> _What is expected_:
How many lines of the records below contain the word "Plot"? Answer with the number alone.

> _Data provided_:
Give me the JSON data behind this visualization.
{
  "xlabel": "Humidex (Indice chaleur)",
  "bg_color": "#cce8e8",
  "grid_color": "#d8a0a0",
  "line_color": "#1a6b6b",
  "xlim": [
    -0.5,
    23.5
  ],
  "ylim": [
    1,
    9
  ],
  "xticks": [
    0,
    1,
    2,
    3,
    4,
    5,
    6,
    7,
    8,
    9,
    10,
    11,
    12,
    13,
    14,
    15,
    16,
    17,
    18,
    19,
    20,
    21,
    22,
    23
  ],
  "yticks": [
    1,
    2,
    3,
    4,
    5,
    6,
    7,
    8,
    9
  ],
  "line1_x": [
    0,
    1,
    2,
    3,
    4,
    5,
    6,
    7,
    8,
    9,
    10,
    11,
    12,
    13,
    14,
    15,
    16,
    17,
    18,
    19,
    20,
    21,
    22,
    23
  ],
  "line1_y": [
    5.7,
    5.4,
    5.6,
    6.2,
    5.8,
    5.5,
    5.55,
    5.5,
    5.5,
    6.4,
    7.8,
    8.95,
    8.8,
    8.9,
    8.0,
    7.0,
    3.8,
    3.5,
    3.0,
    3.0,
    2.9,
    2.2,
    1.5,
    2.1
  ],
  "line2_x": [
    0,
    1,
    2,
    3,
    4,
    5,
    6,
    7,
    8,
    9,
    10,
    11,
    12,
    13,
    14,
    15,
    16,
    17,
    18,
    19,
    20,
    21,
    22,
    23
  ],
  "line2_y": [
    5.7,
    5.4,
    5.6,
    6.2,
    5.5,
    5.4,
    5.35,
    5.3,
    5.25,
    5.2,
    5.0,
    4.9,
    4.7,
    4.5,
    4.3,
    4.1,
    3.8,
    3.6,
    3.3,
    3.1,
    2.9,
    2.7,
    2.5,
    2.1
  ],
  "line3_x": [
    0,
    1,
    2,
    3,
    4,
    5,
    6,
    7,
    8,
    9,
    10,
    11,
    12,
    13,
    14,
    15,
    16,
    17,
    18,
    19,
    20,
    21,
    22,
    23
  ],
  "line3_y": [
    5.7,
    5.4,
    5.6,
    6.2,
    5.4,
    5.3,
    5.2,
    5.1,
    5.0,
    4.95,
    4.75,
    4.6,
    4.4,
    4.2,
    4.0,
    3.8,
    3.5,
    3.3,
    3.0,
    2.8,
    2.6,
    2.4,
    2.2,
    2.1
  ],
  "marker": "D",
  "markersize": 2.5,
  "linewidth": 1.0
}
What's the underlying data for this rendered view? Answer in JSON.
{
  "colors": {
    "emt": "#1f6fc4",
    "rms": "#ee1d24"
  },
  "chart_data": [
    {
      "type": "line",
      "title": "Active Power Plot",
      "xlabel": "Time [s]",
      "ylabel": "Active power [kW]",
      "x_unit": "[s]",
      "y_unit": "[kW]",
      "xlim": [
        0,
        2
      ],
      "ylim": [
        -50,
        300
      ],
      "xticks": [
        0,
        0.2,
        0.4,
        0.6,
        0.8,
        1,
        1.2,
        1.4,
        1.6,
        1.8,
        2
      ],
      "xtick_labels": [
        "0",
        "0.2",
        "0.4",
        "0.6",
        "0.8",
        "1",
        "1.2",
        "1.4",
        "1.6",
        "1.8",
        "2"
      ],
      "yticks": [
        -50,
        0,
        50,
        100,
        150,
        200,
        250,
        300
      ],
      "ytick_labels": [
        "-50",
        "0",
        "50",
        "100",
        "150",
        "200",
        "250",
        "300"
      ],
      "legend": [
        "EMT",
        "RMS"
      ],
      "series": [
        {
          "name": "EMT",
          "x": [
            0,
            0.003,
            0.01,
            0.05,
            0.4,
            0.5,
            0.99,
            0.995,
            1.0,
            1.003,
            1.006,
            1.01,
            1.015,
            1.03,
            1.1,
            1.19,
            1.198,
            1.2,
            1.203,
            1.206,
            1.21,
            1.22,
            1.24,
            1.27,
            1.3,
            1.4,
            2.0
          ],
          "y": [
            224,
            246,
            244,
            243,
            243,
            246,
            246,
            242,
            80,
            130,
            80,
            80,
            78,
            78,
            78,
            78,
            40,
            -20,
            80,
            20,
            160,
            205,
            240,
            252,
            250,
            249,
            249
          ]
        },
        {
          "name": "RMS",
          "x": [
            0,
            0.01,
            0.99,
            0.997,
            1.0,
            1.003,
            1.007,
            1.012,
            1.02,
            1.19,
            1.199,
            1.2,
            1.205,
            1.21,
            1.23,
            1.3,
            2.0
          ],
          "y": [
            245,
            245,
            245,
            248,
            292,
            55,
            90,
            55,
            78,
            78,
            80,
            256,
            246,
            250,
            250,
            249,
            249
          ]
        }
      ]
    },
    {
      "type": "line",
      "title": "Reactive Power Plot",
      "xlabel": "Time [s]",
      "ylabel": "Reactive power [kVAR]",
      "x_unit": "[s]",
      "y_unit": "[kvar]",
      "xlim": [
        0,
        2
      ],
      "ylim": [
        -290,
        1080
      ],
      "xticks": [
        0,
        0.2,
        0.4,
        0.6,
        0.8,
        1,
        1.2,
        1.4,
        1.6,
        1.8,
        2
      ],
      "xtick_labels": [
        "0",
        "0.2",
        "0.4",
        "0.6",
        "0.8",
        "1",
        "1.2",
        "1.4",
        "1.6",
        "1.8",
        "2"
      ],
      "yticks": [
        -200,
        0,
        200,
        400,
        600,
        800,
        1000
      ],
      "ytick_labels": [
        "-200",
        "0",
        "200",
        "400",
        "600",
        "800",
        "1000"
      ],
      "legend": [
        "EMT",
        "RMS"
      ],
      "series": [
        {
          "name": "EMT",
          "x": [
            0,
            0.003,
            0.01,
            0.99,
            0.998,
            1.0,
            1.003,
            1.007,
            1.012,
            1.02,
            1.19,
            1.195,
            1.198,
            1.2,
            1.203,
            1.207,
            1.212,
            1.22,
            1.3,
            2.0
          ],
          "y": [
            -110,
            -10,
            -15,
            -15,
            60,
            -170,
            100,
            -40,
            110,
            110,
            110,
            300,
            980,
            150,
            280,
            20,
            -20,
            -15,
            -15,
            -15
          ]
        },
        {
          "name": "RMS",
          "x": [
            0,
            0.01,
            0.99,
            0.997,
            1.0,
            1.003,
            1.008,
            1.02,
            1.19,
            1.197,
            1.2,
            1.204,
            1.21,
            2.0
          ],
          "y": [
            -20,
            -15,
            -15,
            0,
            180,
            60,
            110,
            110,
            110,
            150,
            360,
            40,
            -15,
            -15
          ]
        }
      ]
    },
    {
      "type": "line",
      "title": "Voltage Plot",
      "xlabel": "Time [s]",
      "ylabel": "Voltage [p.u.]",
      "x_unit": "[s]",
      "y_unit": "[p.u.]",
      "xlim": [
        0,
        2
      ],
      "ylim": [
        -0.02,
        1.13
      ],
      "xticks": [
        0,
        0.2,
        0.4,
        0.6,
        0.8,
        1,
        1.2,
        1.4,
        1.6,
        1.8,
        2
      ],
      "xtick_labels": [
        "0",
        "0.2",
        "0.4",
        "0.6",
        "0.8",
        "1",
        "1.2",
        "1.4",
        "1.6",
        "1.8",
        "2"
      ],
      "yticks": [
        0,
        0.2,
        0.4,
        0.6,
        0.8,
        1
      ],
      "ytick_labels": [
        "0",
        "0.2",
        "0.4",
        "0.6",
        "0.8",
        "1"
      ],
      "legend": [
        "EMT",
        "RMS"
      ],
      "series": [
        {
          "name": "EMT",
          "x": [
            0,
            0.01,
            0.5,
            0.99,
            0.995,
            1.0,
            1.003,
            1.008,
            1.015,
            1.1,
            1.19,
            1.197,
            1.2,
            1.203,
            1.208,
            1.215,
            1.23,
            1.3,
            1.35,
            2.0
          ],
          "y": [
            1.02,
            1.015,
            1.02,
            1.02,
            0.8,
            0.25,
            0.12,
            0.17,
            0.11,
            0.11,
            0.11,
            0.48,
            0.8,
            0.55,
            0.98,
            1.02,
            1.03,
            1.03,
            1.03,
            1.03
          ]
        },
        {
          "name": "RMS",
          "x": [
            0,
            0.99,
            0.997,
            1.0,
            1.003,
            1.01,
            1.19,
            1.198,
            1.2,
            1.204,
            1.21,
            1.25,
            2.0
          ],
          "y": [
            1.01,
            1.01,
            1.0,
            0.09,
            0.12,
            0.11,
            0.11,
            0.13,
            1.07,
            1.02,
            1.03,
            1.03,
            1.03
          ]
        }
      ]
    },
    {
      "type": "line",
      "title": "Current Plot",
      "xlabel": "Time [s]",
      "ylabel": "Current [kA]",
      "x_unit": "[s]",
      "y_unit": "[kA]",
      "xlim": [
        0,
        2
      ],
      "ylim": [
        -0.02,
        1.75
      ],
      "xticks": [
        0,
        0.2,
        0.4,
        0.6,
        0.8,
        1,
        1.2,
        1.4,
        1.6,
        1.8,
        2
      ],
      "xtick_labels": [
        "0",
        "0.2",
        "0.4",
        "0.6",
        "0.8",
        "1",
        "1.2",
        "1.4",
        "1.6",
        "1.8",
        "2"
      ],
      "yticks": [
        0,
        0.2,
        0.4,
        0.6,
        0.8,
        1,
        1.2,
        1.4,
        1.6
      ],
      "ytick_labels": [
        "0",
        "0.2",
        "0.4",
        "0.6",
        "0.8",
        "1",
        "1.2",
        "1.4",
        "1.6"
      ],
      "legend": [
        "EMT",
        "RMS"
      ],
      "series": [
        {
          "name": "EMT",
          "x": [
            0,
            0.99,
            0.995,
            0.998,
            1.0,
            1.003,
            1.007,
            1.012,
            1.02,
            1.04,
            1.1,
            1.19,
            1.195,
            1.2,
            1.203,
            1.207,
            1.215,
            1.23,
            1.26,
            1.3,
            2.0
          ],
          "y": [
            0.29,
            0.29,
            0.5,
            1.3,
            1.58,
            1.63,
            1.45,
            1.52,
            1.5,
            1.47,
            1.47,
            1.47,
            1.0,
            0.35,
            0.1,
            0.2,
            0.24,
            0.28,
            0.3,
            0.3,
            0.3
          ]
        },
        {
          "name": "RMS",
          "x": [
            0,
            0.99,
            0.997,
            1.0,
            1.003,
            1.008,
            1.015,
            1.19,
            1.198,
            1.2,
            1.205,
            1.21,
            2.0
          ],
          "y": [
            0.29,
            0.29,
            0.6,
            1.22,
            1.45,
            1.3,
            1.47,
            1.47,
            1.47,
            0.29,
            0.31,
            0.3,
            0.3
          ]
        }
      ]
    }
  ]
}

> _Full output_:
4